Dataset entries
● ● ● ● ●

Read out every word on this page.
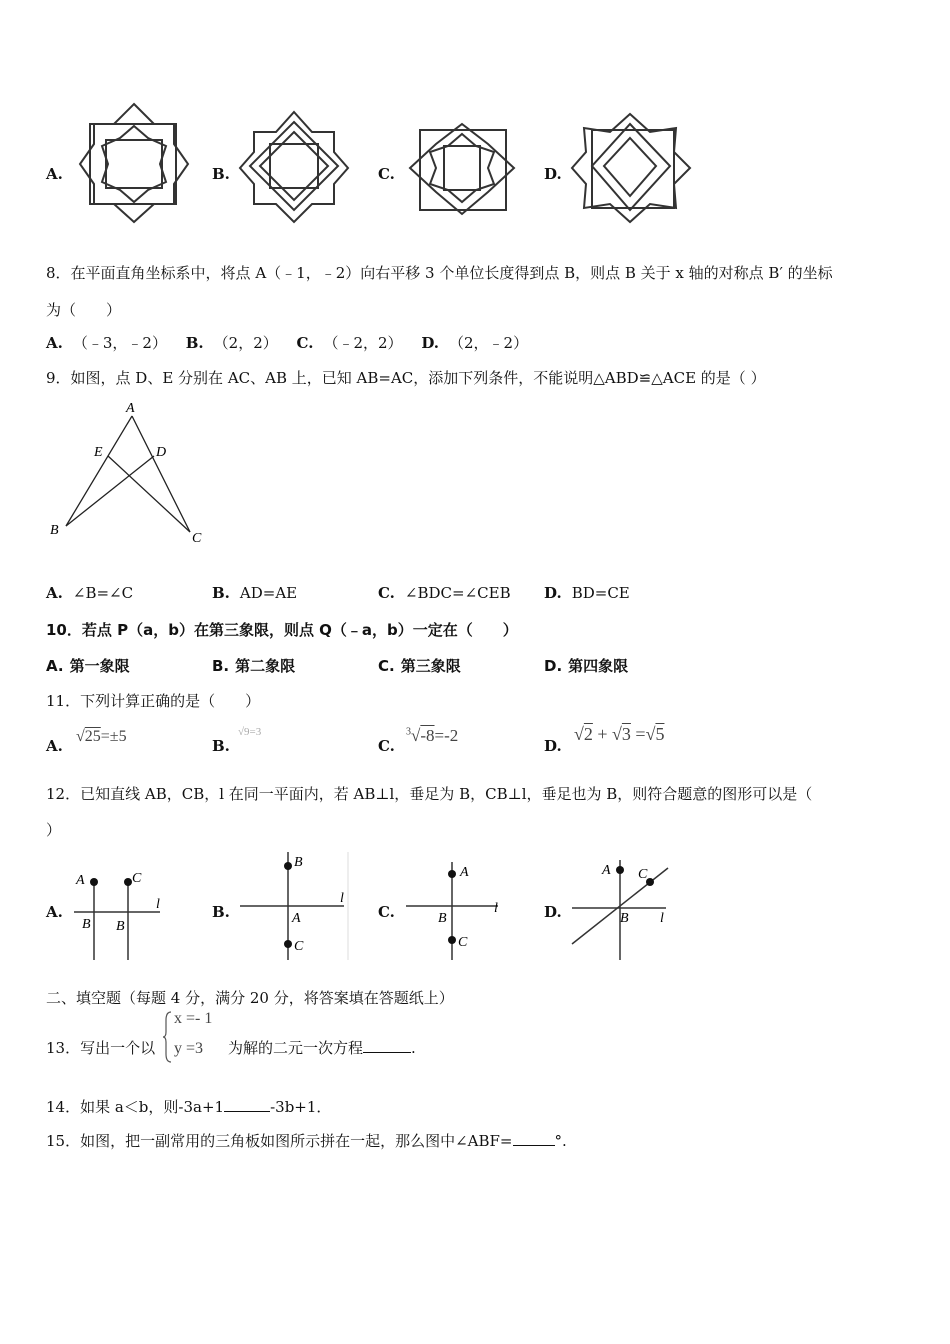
A.	B.	C.	D.
8．在平面直角坐标系中，将点 A（﹣1，﹣2）向右平移 3 个单位长度得到点 B，则点 B 关于 x 轴的对称点 B′ 的坐标
为（　　）
A. （﹣3，﹣2） B. （2，2） C. （﹣2，2） D. （2，﹣2）
9．如图，点 D、E 分别在 AC、AB 上，已知 AB=AC，添加下列条件，不能说明△ABD≌△ACE 的是（ ）
A
E	D
B
C
A. ∠B=∠C	B. AD=AE	C. ∠BDC=∠CEB D. BD=CE
10．若点 P（a，b）在第三象限，则点 Q（﹣a，b）一定在（　　）
A. 第一象限	B. 第二象限	C. 第三象限	D. 第四象限
11．下列计算正确的是（　　）
A.
√25=±5
B.
√9=3
C.
$^3$√-8=-2
D.
√2 + √3 =√5
12．已知直线 AB，CB，l 在同一平面内，若 AB⊥l，垂足为 B，CB⊥l，垂足也为 B，则符合题意的图形可以是（
）
A.
A	C
B B
l	B.
B
A
C
l
C.
A
B
C
l	D.
A C
B l
二、填空题（每题 4 分，满分 20 分，将答案填在答题纸上）
13．写出一个以
x =- 1
y =3 为解的二元一次方程	.
14．如果 a＜b，则-3a+1	-3b+1．
15．如图，把一副常用的三角板如图所示拼在一起，那么图中∠ABF=	°.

● ● ● ● ●

* **Short task**:
Copy the entries above faithfully and omit every image.

* **Answer below**:
Read out every word on this page.
A.	B.	C.	D.
8．在平面直角坐标系中，将点 A（﹣1，﹣2）向右平移 3 个单位长度得到点 B，则点 B 关于 x 轴的对称点 B′ 的坐标
为（　　）
A. （﹣3，﹣2） B. （2，2） C. （﹣2，2） D. （2，﹣2）
9．如图，点 D、E 分别在 AC、AB 上，已知 AB=AC，添加下列条件，不能说明△ABD≌△ACE 的是（ ）
A
E	D
B
C
A. ∠B=∠C	B. AD=AE	C. ∠BDC=∠CEB D. BD=CE
10．若点 P（a，b）在第三象限，则点 Q（﹣a，b）一定在（　　）
A. 第一象限	B. 第二象限	C. 第三象限	D. 第四象限
11．下列计算正确的是（　　）
A.
√25=±5
B.
√9=3
C.
$^3$√-8=-2
D.
√2 + √3 =√5
12．已知直线 AB，CB，l 在同一平面内，若 AB⊥l，垂足为 B，CB⊥l，垂足也为 B，则符合题意的图形可以是（
）
A.
A	C
B B
l	B.
B
A
C
l
C.
A
B
C
l	D.
A C
B l
二、填空题（每题 4 分，满分 20 分，将答案填在答题纸上）
13．写出一个以
x =- 1
y =3 为解的二元一次方程	.
14．如果 a＜b，则-3a+1	-3b+1．
15．如图，把一副常用的三角板如图所示拼在一起，那么图中∠ABF=	°.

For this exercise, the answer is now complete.